EXTRACT:
■ ■ ■ ■ ■

People are idiots! (I am sorry to say that, I don't really mean it, I empathize, everyone sometimes is.)
Yes, dataframe is pretty much just a table. (And yes, GraphQL is a poor reinvention of SQL.) However, to be fair, there are different considerations. Database needs to know things like storage constraints and foreign keys (so you have many different column types), when you're doing just analytics (i.e. pandas), you pretty much only need two types - number and (trimmed) string (and sometimes a datetime, but that's just conveniently formatted number). (I think SAS got that right.)
Anyway, I think the way out of this mess is to have a functional, Haskell-like language for processing tables (not necessarily Turing complete) that would subsume declarativness of SQL, and that could be compiled into different targets. The language would basically specify some (limited, so recursion in that language would not be allowed) processing of tables (of known types), and you could then compose these processing pieces, or integrate them with custom processing in other language.
I understand why people hate SQL, it is on some level hard to write and compose. I think a correctly designed functional language would help here. Or maybe just tear LINQ out of the .NET ecosystem.
In the re-inventing SQL department, I'd take a look at EdgeQL/EdgeDB. It's not perfect, but much closer to a functional language and composes well.

■ ■ ■ ■ ■

MATERIAL PROVIDED:
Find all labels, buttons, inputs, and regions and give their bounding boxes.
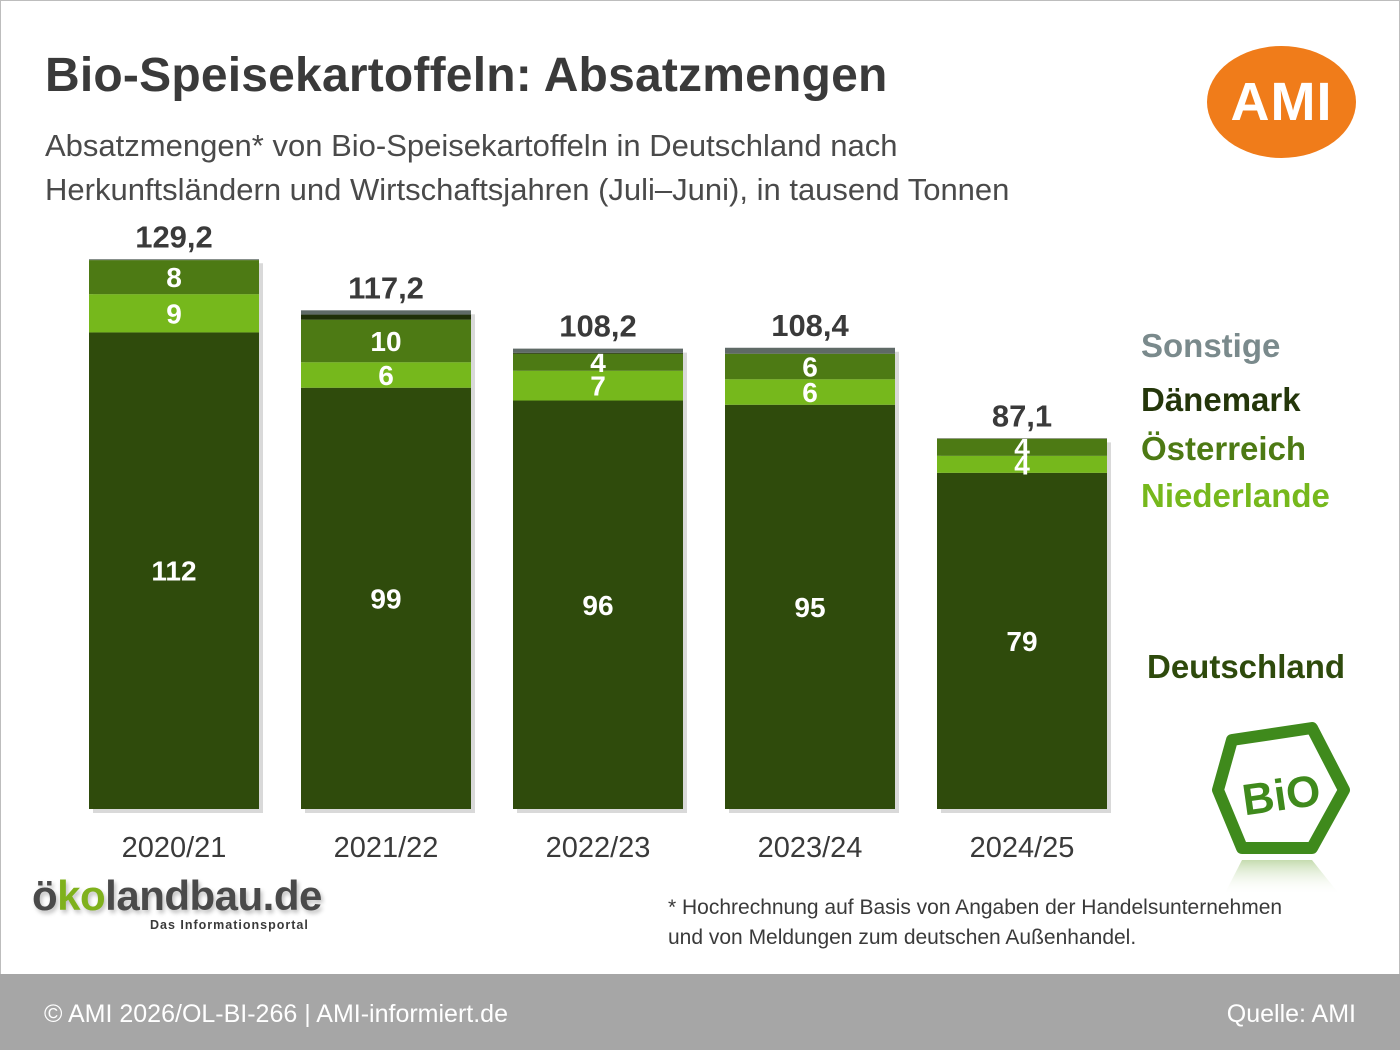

■ ■ ■ ■ ■

TASKS FOR THIS EXERCISE:
- a) In the thread about SQL, which two column types does pandas-style analytics mostly need?
- b) Reproduce the passage from the thread about SQL that opens with the words containing "People are idiots!" and closes with "got that right.)".

ANSWERS FOR THE TASKS:
- a) Number and (trimmed) string.

- b)
People are idiots! (I am sorry to say that, I don't really mean it, I empathize, everyone sometimes is.)
Yes, dataframe is pretty much just a table. (And yes, GraphQL is a poor reinvention of SQL.) However, to be fair, there are different considerations. Database needs to know things like storage constraints and foreign keys (so you have many different column types), when you're doing just analytics (i.e. pandas), you pretty much only need two types - number and (trimmed) string (and sometimes a datetime, but that's just conveniently formatted number). (I think SAS got that right.)